BEGIN Stored data

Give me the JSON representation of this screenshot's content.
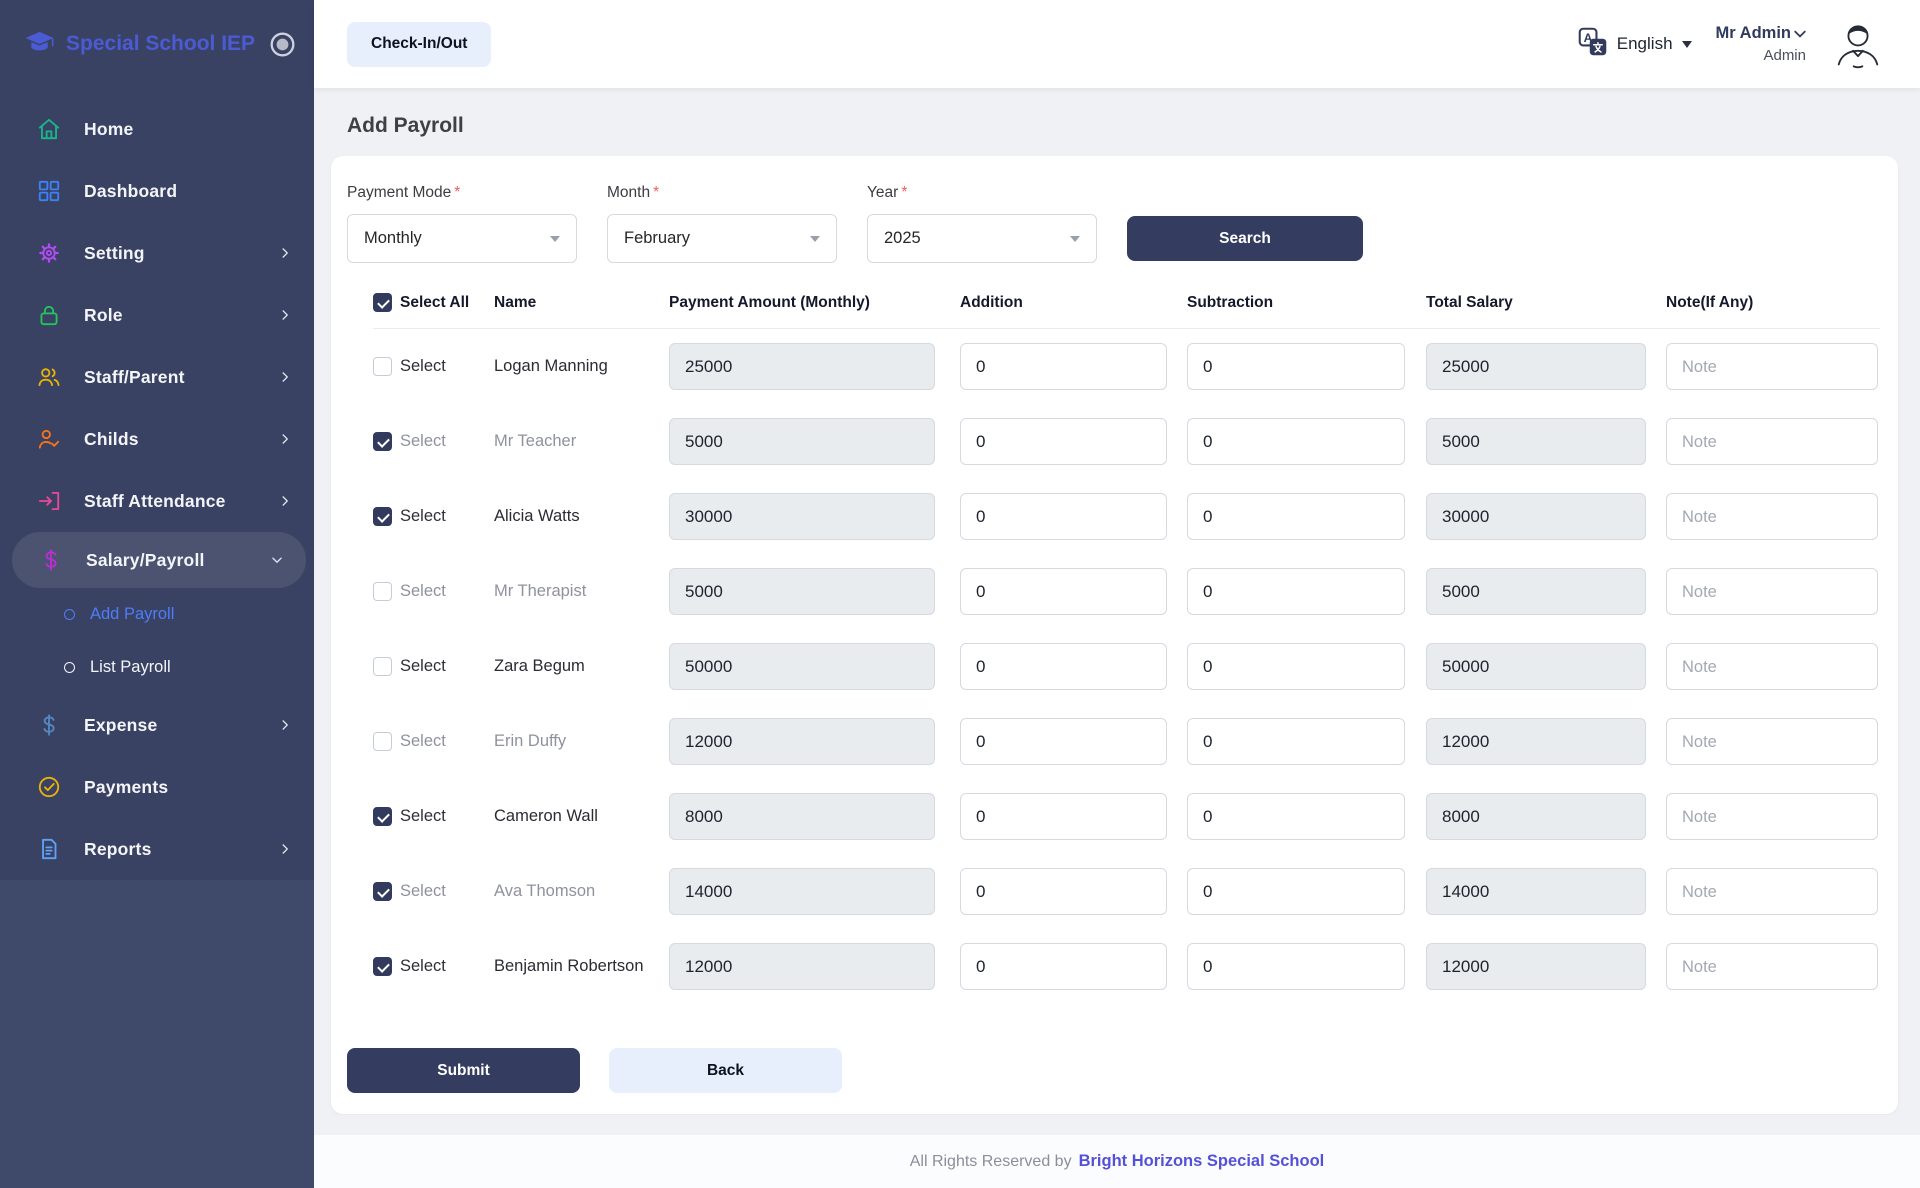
{
  "brand": {
    "name": "Special School IEP"
  },
  "header": {
    "checkin_label": "Check-In/Out",
    "language": "English",
    "user_name": "Mr Admin",
    "user_role": "Admin"
  },
  "sidebar": {
    "items": [
      {
        "label": "Home",
        "icon": "home-icon",
        "icon_color": "#15b888",
        "chevron": "none",
        "active": false
      },
      {
        "label": "Dashboard",
        "icon": "dashboard-icon",
        "icon_color": "#3b82f6",
        "chevron": "none",
        "active": false
      },
      {
        "label": "Setting",
        "icon": "gear-icon",
        "icon_color": "#b14bf4",
        "chevron": "right",
        "active": false
      },
      {
        "label": "Role",
        "icon": "lock-icon",
        "icon_color": "#22c55e",
        "chevron": "right",
        "active": false
      },
      {
        "label": "Staff/Parent",
        "icon": "people-icon",
        "icon_color": "#eab308",
        "chevron": "right",
        "active": false
      },
      {
        "label": "Childs",
        "icon": "person-check-icon",
        "icon_color": "#f97316",
        "chevron": "right",
        "active": false
      },
      {
        "label": "Staff Attendance",
        "icon": "login-icon",
        "icon_color": "#ec4899",
        "chevron": "right",
        "active": false
      },
      {
        "label": "Salary/Payroll",
        "icon": "dollar-icon",
        "icon_color": "#bb2ed3",
        "chevron": "down",
        "active": true,
        "children": [
          {
            "label": "Add Payroll",
            "active": true
          },
          {
            "label": "List Payroll",
            "active": false
          }
        ]
      },
      {
        "label": "Expense",
        "icon": "expense-dollar-icon",
        "icon_color": "#5589c2",
        "chevron": "right",
        "active": false
      },
      {
        "label": "Payments",
        "icon": "check-circle-icon",
        "icon_color": "#eab308",
        "chevron": "none",
        "active": false
      },
      {
        "label": "Reports",
        "icon": "report-icon",
        "icon_color": "#5ea1f7",
        "chevron": "right",
        "active": false
      }
    ]
  },
  "page": {
    "title": "Add Payroll"
  },
  "filters": {
    "required_marker": "*",
    "payment_mode": {
      "label": "Payment Mode",
      "value": "Monthly"
    },
    "month": {
      "label": "Month",
      "value": "February"
    },
    "year": {
      "label": "2025 Year",
      "value": "2025"
    },
    "year_label": "Year",
    "search_label": "Search"
  },
  "table": {
    "select_all_label": "Select All",
    "select_all_checked": true,
    "row_select_label": "Select",
    "headers": [
      "Name",
      "Payment Amount (Monthly)",
      "Addition",
      "Subtraction",
      "Total Salary",
      "Note(If Any)"
    ],
    "rows": [
      {
        "name": "Logan Manning",
        "selected": false,
        "muted": false,
        "payment": "25000",
        "addition": "0",
        "subtraction": "0",
        "total": "25000",
        "note_placeholder": "Note"
      },
      {
        "name": "Mr Teacher",
        "selected": true,
        "muted": true,
        "payment": "5000",
        "addition": "0",
        "subtraction": "0",
        "total": "5000",
        "note_placeholder": "Note"
      },
      {
        "name": "Alicia Watts",
        "selected": true,
        "muted": false,
        "payment": "30000",
        "addition": "0",
        "subtraction": "0",
        "total": "30000",
        "note_placeholder": "Note"
      },
      {
        "name": "Mr Therapist",
        "selected": false,
        "muted": true,
        "payment": "5000",
        "addition": "0",
        "subtraction": "0",
        "total": "5000",
        "note_placeholder": "Note"
      },
      {
        "name": "Zara Begum",
        "selected": false,
        "muted": false,
        "payment": "50000",
        "addition": "0",
        "subtraction": "0",
        "total": "50000",
        "note_placeholder": "Note"
      },
      {
        "name": "Erin Duffy",
        "selected": false,
        "muted": true,
        "payment": "12000",
        "addition": "0",
        "subtraction": "0",
        "total": "12000",
        "note_placeholder": "Note"
      },
      {
        "name": "Cameron Wall",
        "selected": true,
        "muted": false,
        "payment": "8000",
        "addition": "0",
        "subtraction": "0",
        "total": "8000",
        "note_placeholder": "Note"
      },
      {
        "name": "Ava Thomson",
        "selected": true,
        "muted": true,
        "payment": "14000",
        "addition": "0",
        "subtraction": "0",
        "total": "14000",
        "note_placeholder": "Note"
      },
      {
        "name": "Benjamin Robertson",
        "selected": true,
        "muted": false,
        "payment": "12000",
        "addition": "0",
        "subtraction": "0",
        "total": "12000",
        "note_placeholder": "Note"
      }
    ]
  },
  "actions": {
    "submit": "Submit",
    "back": "Back"
  },
  "footer": {
    "prefix": "All Rights Reserved by",
    "brand": "Bright Horizons Special School"
  },
  "colors": {
    "sidebar_bg": "#3a4263",
    "sidebar_lower_bg": "#3f4969",
    "active_link_blue": "#4d7df7",
    "logo_blue": "#4a5bd4",
    "primary_dark": "#343d5f",
    "light_button_bg": "#e7effc",
    "footer_brand": "#5451d8",
    "disabled_input_bg": "#e9ecef",
    "required_red": "#f25c5c",
    "muted_text": "#8f929e"
  }
}
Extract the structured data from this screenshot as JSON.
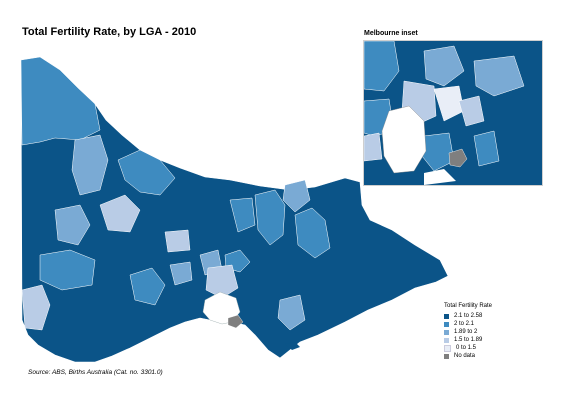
{
  "title": "Total Fertility Rate, by LGA - 2010",
  "inset_title": "Melbourne inset",
  "source": "Source:  ABS, Births Australia (Cat. no. 3301.0)",
  "legend": {
    "title": "Total Fertility Rate",
    "items": [
      {
        "label": "2.1  to 2.58",
        "color": "#0b5488"
      },
      {
        "label": "2     to 2.1",
        "color": "#3e8bc0"
      },
      {
        "label": "1.89 to 2",
        "color": "#7aaad4"
      },
      {
        "label": "1.5  to 1.89",
        "color": "#b9cce6"
      },
      {
        "label": "0     to 1.5",
        "color": "#e9eef7"
      },
      {
        "label": "No data",
        "color": "#7f7f7f"
      }
    ]
  }
}
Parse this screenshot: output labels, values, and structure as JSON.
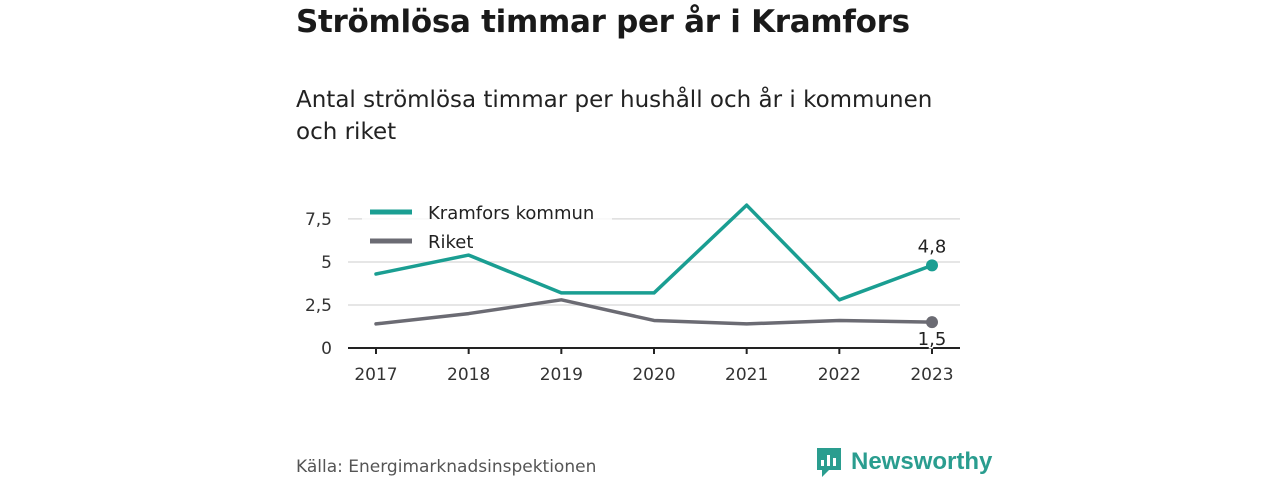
{
  "title": "Strömlösa timmar per år i Kramfors",
  "subtitle": "Antal strömlösa timmar per hushåll och år i kommunen och riket",
  "source": "Källa: Energimarknadsinspektionen",
  "brand": {
    "name": "Newsworthy",
    "icon": "newsworthy-logo-icon"
  },
  "colors": {
    "kramfors": "#1a9e92",
    "riket": "#6b6b73",
    "grid": "#dddddd",
    "axis": "#222222"
  },
  "chart_data": {
    "type": "line",
    "x": [
      "2017",
      "2018",
      "2019",
      "2020",
      "2021",
      "2022",
      "2023"
    ],
    "yticks": [
      "0",
      "2,5",
      "5",
      "7,5"
    ],
    "ylim": [
      0,
      8.6
    ],
    "grid": true,
    "legend_position": "top-left",
    "series": [
      {
        "name": "Kramfors kommun",
        "color": "#1a9e92",
        "values": [
          4.3,
          5.4,
          3.2,
          3.2,
          8.3,
          2.8,
          4.8
        ],
        "end_label": "4,8"
      },
      {
        "name": "Riket",
        "color": "#6b6b73",
        "values": [
          1.4,
          2.0,
          2.8,
          1.6,
          1.4,
          1.6,
          1.5
        ],
        "end_label": "1,5"
      }
    ]
  }
}
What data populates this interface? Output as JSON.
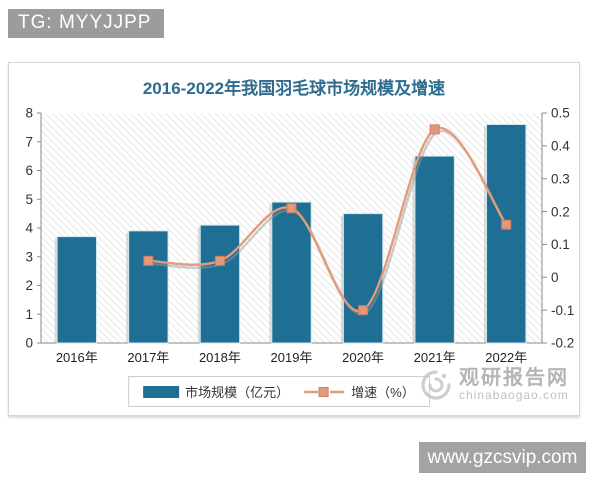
{
  "overlays": {
    "tg_badge": "TG: MYYJJPP",
    "site_badge": "www.gzcsvip.com"
  },
  "watermark": {
    "name": "观研报告网",
    "domain": "chinabaogao.com",
    "logo": "swirl-logo"
  },
  "chart_data": {
    "type": "bar",
    "subtype": "bar+line combo",
    "title": "2016-2022年我国羽毛球市场规模及增速",
    "categories": [
      "2016年",
      "2017年",
      "2018年",
      "2019年",
      "2020年",
      "2021年",
      "2022年"
    ],
    "series": [
      {
        "name": "市场规模（亿元）",
        "type": "bar",
        "axis": "left",
        "values": [
          3.7,
          3.9,
          4.1,
          4.9,
          4.5,
          6.5,
          7.6
        ],
        "color": "#1f6e93",
        "edge_color": "#cfe6f0"
      },
      {
        "name": "增速（%）",
        "type": "line",
        "axis": "right",
        "values": [
          null,
          0.05,
          0.05,
          0.21,
          -0.1,
          0.45,
          0.16
        ],
        "color": "#e49a7c",
        "marker_fill": "#e2987a",
        "marker_border": "#cf7f5e"
      }
    ],
    "left_axis": {
      "min": 0,
      "max": 8,
      "step": 1
    },
    "right_axis": {
      "min": -0.2,
      "max": 0.5,
      "step": 0.1
    },
    "grid": false,
    "plot_background": "diagonal-hatch",
    "legend_position": "bottom",
    "colors": {
      "title": "#2e6b8f",
      "axis_line": "#8a8a8a",
      "tick_text": "#333333",
      "hatch": "#e9e9e9",
      "line_shadow": "#9a9a9a"
    }
  }
}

END Stored data

Stated goal
Using the records above, copy every line that has the word "School" in it.

Final result
    "name": "Special School IEP"
    "brand": "Bright Horizons Special School"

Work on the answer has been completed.